*** Records for the exercise ***

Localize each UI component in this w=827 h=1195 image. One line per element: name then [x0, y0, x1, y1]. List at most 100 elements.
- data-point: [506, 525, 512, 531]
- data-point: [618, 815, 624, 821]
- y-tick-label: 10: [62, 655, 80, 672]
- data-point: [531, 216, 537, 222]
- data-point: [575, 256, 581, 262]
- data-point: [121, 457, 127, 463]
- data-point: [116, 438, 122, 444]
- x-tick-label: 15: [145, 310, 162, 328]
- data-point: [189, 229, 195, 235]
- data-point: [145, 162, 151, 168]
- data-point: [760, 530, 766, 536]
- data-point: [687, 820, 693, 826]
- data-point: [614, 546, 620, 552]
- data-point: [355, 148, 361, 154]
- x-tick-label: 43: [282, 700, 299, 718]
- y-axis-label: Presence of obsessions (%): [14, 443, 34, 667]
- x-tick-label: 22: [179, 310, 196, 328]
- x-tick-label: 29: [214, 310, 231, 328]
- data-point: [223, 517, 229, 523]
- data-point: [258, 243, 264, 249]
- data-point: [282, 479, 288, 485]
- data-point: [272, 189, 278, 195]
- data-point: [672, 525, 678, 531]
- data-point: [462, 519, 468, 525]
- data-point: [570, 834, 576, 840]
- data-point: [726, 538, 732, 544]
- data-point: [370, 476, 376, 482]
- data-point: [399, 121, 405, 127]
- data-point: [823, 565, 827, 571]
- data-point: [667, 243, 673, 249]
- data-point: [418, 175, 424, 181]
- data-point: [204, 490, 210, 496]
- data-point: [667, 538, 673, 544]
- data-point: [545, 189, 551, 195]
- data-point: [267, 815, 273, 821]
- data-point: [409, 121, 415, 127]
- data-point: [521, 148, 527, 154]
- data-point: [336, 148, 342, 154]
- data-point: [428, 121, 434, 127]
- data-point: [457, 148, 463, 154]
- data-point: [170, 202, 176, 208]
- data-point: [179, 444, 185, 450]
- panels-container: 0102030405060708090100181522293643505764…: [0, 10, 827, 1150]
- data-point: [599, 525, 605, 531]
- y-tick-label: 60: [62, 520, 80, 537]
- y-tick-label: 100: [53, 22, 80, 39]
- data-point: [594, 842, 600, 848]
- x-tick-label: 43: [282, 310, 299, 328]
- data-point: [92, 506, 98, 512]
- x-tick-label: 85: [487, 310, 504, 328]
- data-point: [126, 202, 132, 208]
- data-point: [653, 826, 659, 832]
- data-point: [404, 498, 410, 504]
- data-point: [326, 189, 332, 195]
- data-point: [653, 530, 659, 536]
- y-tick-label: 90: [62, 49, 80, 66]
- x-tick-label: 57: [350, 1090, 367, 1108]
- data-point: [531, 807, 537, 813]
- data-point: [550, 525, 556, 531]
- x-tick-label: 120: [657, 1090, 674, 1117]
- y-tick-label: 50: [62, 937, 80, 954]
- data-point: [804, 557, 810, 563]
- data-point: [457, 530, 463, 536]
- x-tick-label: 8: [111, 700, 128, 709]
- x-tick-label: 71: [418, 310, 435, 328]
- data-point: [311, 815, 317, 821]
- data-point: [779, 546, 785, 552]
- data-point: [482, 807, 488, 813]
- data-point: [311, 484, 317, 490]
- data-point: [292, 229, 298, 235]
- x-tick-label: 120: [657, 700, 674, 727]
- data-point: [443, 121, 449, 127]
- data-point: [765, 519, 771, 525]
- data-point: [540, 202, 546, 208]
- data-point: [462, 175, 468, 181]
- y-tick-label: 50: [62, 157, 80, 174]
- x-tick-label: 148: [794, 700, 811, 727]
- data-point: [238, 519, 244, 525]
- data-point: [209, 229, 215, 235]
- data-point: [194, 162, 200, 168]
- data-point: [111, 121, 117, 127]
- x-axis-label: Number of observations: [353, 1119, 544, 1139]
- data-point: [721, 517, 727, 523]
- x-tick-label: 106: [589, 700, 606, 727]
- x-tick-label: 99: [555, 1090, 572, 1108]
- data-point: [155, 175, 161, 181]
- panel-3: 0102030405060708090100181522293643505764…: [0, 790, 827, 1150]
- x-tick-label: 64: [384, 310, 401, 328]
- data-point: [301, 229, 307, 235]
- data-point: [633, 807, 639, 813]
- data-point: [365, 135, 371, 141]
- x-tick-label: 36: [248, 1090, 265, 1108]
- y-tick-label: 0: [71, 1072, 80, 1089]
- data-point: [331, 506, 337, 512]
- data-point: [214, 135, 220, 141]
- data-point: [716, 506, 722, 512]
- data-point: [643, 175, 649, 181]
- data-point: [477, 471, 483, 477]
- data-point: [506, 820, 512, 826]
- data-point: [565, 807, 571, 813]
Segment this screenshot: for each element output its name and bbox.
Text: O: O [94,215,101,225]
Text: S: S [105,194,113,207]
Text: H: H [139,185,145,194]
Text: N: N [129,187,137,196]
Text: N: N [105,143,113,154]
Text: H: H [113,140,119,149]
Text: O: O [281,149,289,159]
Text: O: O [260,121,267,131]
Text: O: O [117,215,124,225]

***

#### Set exercise:
Write out every one of the rows above, character for character.

#### Solution below:
Localize each UI component in this w=827 h=1195 image. One line per element: name then [x0, y0, x1, y1]. List at most 100 elements.
- data-point: [506, 525, 512, 531]
- data-point: [618, 815, 624, 821]
- y-tick-label: 10: [62, 655, 80, 672]
- data-point: [531, 216, 537, 222]
- data-point: [575, 256, 581, 262]
- data-point: [121, 457, 127, 463]
- data-point: [116, 438, 122, 444]
- x-tick-label: 15: [145, 310, 162, 328]
- data-point: [189, 229, 195, 235]
- data-point: [145, 162, 151, 168]
- data-point: [760, 530, 766, 536]
- data-point: [687, 820, 693, 826]
- data-point: [614, 546, 620, 552]
- data-point: [355, 148, 361, 154]
- x-tick-label: 43: [282, 700, 299, 718]
- y-axis-label: Presence of obsessions (%): [14, 443, 34, 667]
- x-tick-label: 22: [179, 310, 196, 328]
- x-tick-label: 29: [214, 310, 231, 328]
- data-point: [223, 517, 229, 523]
- data-point: [258, 243, 264, 249]
- data-point: [282, 479, 288, 485]
- data-point: [272, 189, 278, 195]
- data-point: [672, 525, 678, 531]
- data-point: [462, 519, 468, 525]
- data-point: [570, 834, 576, 840]
- data-point: [726, 538, 732, 544]
- data-point: [370, 476, 376, 482]
- data-point: [399, 121, 405, 127]
- data-point: [823, 565, 827, 571]
- data-point: [667, 243, 673, 249]
- data-point: [418, 175, 424, 181]
- data-point: [204, 490, 210, 496]
- data-point: [667, 538, 673, 544]
- data-point: [545, 189, 551, 195]
- data-point: [267, 815, 273, 821]
- data-point: [409, 121, 415, 127]
- data-point: [521, 148, 527, 154]
- data-point: [336, 148, 342, 154]
- data-point: [428, 121, 434, 127]
- data-point: [457, 148, 463, 154]
- data-point: [170, 202, 176, 208]
- data-point: [179, 444, 185, 450]
- panels-container: 0102030405060708090100181522293643505764…: [0, 10, 827, 1150]
- data-point: [599, 525, 605, 531]
- y-tick-label: 60: [62, 520, 80, 537]
- y-tick-label: 100: [53, 22, 80, 39]
- data-point: [594, 842, 600, 848]
- x-tick-label: 43: [282, 310, 299, 328]
- data-point: [92, 506, 98, 512]
- x-tick-label: 85: [487, 310, 504, 328]
- data-point: [126, 202, 132, 208]
- data-point: [653, 826, 659, 832]
- data-point: [404, 498, 410, 504]
- data-point: [326, 189, 332, 195]
- data-point: [653, 530, 659, 536]
- y-tick-label: 90: [62, 49, 80, 66]
- x-tick-label: 57: [350, 1090, 367, 1108]
- data-point: [531, 807, 537, 813]
- data-point: [550, 525, 556, 531]
- x-tick-label: 120: [657, 1090, 674, 1117]
- y-tick-label: 50: [62, 937, 80, 954]
- data-point: [804, 557, 810, 563]
- data-point: [457, 530, 463, 536]
- x-tick-label: 8: [111, 700, 128, 709]
- x-tick-label: 71: [418, 310, 435, 328]
- data-point: [311, 815, 317, 821]
- data-point: [779, 546, 785, 552]
- data-point: [482, 807, 488, 813]
- data-point: [311, 484, 317, 490]
- data-point: [292, 229, 298, 235]
- x-tick-label: 120: [657, 700, 674, 727]
- data-point: [443, 121, 449, 127]
- data-point: [765, 519, 771, 525]
- data-point: [540, 202, 546, 208]
- data-point: [462, 175, 468, 181]
- y-tick-label: 50: [62, 157, 80, 174]
- x-tick-label: 148: [794, 700, 811, 727]
- data-point: [238, 519, 244, 525]
- data-point: [209, 229, 215, 235]
- data-point: [194, 162, 200, 168]
- data-point: [111, 121, 117, 127]
- x-axis-label: Number of observations: [353, 1119, 544, 1139]
- data-point: [721, 517, 727, 523]
- x-tick-label: 106: [589, 700, 606, 727]
- x-tick-label: 99: [555, 1090, 572, 1108]
- data-point: [155, 175, 161, 181]
- panel-3: 0102030405060708090100181522293643505764…: [0, 790, 827, 1150]
- x-tick-label: 64: [384, 310, 401, 328]
- data-point: [301, 229, 307, 235]
- data-point: [633, 807, 639, 813]
- data-point: [365, 135, 371, 141]
- x-tick-label: 36: [248, 1090, 265, 1108]
- y-tick-label: 0: [71, 1072, 80, 1089]
- data-point: [331, 506, 337, 512]
- data-point: [214, 135, 220, 141]
- data-point: [716, 506, 722, 512]
- data-point: [643, 175, 649, 181]
- data-point: [477, 471, 483, 477]
- data-point: [506, 820, 512, 826]
- data-point: [565, 807, 571, 813]
Segment this screenshot: for each element output its name and bbox.
Text: O: O [94,215,101,225]
Text: S: S [105,194,113,207]
Text: H: H [139,185,145,194]
Text: N: N [129,187,137,196]
Text: N: N [105,143,113,154]
Text: H: H [113,140,119,149]
Text: O: O [281,149,289,159]
Text: O: O [260,121,267,131]
Text: O: O [117,215,124,225]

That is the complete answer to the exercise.